Gather all lines in the data that hold the string "dich".

(Stored records)
.....

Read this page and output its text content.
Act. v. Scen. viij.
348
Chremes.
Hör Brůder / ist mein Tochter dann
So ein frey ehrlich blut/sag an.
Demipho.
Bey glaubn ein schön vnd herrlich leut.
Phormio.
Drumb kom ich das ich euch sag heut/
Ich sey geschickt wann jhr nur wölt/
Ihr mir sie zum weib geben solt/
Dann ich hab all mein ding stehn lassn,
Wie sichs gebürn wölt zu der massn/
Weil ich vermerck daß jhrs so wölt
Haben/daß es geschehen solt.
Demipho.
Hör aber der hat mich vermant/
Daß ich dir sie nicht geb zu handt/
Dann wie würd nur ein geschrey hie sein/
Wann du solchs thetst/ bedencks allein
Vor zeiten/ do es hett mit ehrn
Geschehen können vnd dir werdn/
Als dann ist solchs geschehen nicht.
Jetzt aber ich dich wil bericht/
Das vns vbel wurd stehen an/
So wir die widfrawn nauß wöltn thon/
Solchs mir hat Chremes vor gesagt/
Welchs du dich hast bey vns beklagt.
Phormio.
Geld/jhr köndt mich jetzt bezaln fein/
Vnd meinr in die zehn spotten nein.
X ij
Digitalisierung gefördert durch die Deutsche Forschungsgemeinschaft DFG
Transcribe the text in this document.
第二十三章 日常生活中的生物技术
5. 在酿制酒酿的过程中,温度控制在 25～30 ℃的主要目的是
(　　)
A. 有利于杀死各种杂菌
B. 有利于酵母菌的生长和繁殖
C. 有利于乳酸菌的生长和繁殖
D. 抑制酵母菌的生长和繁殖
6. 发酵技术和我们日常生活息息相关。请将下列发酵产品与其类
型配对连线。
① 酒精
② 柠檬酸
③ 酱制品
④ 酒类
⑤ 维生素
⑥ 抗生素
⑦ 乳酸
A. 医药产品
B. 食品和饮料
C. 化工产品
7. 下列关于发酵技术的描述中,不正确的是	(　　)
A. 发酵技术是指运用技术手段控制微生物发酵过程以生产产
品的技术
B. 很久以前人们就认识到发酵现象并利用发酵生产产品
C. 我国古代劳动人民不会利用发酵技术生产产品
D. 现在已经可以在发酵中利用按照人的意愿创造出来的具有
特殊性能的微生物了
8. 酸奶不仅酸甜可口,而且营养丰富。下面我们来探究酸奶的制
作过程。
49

.....

• **TASK SOLUTION**
Jetzt aber ich dich wil bericht/
Welchs du dich hast bey vns beklagt.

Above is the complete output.